*Task details:* Go through the listing and copy each line with the string "воєнної".

Saved data entries:
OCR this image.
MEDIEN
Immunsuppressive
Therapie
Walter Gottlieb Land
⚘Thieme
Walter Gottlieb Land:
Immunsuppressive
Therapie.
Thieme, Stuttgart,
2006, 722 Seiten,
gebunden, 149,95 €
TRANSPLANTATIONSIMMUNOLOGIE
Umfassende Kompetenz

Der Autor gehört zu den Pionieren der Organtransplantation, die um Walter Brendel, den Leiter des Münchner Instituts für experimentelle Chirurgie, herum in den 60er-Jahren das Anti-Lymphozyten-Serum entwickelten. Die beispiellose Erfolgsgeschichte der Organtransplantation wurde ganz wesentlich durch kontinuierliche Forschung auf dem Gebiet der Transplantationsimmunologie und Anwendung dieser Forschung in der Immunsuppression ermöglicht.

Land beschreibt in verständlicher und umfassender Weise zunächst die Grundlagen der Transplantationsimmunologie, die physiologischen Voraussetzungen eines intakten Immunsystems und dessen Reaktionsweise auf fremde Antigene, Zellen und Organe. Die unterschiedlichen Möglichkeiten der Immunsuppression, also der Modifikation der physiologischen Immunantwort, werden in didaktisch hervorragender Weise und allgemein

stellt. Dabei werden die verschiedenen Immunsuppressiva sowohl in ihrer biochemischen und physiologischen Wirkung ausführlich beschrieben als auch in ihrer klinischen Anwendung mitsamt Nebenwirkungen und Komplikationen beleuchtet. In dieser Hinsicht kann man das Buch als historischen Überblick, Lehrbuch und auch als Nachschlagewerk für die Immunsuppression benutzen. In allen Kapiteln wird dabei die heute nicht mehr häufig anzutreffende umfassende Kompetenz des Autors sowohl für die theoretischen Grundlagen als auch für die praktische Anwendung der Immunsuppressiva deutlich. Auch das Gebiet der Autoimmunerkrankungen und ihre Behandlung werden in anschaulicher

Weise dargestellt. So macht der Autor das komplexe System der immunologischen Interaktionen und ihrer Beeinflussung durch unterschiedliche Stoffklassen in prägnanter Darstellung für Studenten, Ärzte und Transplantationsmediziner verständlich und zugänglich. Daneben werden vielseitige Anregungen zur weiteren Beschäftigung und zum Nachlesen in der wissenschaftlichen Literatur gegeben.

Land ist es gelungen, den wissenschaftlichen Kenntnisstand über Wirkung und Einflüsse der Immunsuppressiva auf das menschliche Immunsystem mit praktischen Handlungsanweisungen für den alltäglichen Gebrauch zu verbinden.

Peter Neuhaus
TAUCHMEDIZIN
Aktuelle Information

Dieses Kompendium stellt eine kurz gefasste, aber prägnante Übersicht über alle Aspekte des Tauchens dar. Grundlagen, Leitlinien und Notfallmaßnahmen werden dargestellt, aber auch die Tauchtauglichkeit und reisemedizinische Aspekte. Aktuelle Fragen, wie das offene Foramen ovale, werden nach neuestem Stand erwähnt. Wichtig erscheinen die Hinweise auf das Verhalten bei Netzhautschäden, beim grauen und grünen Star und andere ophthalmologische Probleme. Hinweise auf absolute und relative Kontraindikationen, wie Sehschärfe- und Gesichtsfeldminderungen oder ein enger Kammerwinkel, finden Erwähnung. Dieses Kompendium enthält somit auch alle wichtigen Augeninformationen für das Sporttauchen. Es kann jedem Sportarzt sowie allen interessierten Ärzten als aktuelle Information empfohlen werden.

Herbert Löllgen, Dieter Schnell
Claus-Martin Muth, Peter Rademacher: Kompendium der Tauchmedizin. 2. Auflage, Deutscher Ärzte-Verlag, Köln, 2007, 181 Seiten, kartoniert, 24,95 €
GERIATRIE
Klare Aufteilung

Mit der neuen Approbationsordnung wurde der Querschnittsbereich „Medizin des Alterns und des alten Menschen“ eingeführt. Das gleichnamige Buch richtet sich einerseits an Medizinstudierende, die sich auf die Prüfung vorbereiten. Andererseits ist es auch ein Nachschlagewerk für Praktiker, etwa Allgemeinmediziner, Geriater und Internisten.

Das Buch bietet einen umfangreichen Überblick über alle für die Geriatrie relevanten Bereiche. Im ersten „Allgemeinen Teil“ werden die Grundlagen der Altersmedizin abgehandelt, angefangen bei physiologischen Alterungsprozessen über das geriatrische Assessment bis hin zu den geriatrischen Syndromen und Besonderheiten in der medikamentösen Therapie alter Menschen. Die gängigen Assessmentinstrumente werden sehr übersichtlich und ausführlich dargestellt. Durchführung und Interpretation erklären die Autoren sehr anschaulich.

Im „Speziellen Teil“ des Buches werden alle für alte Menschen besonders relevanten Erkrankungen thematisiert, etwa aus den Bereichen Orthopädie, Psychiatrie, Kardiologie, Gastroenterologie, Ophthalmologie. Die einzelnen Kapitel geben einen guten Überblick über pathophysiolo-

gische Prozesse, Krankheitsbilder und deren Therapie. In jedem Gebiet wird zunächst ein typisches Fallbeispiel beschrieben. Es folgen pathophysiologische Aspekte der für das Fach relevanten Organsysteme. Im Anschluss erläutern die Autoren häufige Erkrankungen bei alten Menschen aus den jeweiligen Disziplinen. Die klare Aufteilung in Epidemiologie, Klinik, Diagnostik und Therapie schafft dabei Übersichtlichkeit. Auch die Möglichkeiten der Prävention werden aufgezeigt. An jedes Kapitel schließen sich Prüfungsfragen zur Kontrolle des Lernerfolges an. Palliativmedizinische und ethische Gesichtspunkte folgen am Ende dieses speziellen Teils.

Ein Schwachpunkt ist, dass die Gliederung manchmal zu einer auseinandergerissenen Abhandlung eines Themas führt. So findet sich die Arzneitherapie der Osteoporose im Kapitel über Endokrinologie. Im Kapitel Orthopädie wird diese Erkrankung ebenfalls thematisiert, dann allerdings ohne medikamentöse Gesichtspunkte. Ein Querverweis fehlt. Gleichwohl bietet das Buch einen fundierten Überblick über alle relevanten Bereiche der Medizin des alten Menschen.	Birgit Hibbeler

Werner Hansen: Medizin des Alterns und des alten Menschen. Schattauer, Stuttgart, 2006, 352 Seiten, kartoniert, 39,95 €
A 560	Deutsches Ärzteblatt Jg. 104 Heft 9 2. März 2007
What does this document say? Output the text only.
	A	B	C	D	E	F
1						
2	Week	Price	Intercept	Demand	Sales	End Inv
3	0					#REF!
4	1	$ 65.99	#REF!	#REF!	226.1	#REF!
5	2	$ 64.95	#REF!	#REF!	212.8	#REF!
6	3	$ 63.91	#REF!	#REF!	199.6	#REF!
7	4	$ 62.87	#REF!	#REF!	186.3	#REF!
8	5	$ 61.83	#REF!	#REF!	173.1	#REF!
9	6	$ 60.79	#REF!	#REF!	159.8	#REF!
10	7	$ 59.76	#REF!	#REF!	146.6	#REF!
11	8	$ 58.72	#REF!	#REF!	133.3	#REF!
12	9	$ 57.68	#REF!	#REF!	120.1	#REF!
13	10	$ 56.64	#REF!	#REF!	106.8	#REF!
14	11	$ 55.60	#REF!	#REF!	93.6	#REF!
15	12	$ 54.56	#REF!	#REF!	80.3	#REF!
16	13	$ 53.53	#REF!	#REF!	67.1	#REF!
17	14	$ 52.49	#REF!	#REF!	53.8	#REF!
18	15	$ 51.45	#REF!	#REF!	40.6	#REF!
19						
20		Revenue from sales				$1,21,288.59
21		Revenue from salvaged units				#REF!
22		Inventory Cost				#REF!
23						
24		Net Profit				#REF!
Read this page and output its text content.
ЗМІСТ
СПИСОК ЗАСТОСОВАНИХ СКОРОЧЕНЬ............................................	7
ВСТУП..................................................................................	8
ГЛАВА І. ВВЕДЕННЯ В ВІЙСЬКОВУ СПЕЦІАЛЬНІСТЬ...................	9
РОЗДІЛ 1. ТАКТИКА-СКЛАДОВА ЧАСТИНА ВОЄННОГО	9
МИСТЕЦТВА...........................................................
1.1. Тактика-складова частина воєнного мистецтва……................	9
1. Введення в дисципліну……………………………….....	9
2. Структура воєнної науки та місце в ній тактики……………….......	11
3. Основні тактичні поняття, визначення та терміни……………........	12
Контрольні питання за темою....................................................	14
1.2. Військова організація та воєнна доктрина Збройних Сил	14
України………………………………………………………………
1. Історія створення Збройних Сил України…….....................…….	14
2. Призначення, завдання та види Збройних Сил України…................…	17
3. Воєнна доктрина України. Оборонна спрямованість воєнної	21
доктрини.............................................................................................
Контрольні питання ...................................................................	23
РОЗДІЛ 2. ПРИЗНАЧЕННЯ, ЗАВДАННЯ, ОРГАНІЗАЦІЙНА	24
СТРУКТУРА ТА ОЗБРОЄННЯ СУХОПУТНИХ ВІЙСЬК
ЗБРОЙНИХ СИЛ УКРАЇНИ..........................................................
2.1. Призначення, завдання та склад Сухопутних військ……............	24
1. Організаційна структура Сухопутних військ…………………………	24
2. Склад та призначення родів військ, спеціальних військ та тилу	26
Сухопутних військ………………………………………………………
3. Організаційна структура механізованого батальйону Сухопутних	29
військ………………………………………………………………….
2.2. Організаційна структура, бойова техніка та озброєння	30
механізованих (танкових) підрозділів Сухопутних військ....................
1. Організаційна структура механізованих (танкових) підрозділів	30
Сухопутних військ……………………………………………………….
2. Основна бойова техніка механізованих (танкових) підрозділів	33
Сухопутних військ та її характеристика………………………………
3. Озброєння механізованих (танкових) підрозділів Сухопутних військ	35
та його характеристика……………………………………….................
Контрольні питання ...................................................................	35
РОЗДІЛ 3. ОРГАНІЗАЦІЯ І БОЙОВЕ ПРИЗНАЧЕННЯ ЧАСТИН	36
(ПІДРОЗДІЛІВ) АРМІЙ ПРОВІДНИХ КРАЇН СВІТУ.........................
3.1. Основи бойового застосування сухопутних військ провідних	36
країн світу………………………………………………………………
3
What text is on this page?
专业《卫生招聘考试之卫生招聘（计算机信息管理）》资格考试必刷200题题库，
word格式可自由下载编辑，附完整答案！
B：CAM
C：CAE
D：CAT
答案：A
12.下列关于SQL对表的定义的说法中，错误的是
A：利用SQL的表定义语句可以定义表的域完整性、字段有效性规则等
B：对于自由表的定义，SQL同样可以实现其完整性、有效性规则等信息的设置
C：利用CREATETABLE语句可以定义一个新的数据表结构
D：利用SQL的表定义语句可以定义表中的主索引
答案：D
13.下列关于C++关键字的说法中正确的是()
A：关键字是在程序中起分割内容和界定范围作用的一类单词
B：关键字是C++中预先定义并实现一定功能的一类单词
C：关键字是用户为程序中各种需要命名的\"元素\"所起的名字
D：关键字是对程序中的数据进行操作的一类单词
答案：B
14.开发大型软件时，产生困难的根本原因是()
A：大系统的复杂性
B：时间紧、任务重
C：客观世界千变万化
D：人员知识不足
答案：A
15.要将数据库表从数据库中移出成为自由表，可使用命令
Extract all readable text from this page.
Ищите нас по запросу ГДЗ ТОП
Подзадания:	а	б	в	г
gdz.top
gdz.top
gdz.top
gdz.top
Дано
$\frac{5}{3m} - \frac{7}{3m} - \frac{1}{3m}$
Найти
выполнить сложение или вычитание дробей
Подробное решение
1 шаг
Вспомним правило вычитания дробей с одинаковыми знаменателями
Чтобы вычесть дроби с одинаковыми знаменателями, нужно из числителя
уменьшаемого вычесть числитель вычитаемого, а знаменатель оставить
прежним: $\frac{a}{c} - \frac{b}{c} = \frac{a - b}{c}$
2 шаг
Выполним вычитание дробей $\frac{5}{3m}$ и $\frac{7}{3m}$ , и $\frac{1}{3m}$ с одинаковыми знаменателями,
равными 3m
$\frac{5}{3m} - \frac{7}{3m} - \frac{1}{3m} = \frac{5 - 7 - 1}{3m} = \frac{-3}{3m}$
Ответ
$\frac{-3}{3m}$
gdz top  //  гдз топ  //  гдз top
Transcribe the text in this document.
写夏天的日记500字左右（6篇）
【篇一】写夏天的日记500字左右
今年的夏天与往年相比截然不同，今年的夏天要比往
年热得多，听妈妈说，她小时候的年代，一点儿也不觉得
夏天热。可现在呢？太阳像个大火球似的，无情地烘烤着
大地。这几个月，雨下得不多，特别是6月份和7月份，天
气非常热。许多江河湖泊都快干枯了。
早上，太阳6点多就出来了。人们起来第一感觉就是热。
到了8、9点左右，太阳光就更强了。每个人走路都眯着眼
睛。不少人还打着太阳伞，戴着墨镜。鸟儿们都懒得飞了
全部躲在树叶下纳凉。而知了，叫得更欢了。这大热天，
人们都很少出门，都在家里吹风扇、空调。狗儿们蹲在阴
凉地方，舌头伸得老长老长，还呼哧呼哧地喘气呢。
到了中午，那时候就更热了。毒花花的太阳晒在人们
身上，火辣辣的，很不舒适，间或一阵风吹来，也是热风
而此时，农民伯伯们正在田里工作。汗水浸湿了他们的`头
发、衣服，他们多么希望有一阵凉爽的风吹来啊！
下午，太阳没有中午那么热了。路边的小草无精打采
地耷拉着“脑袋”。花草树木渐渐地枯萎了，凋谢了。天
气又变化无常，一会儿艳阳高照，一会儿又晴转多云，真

*Correct result:*
2. Структура воєнної науки та місце в ній тактики……………….......	11
3. Воєнна доктрина України. Оборонна спрямованість воєнної	21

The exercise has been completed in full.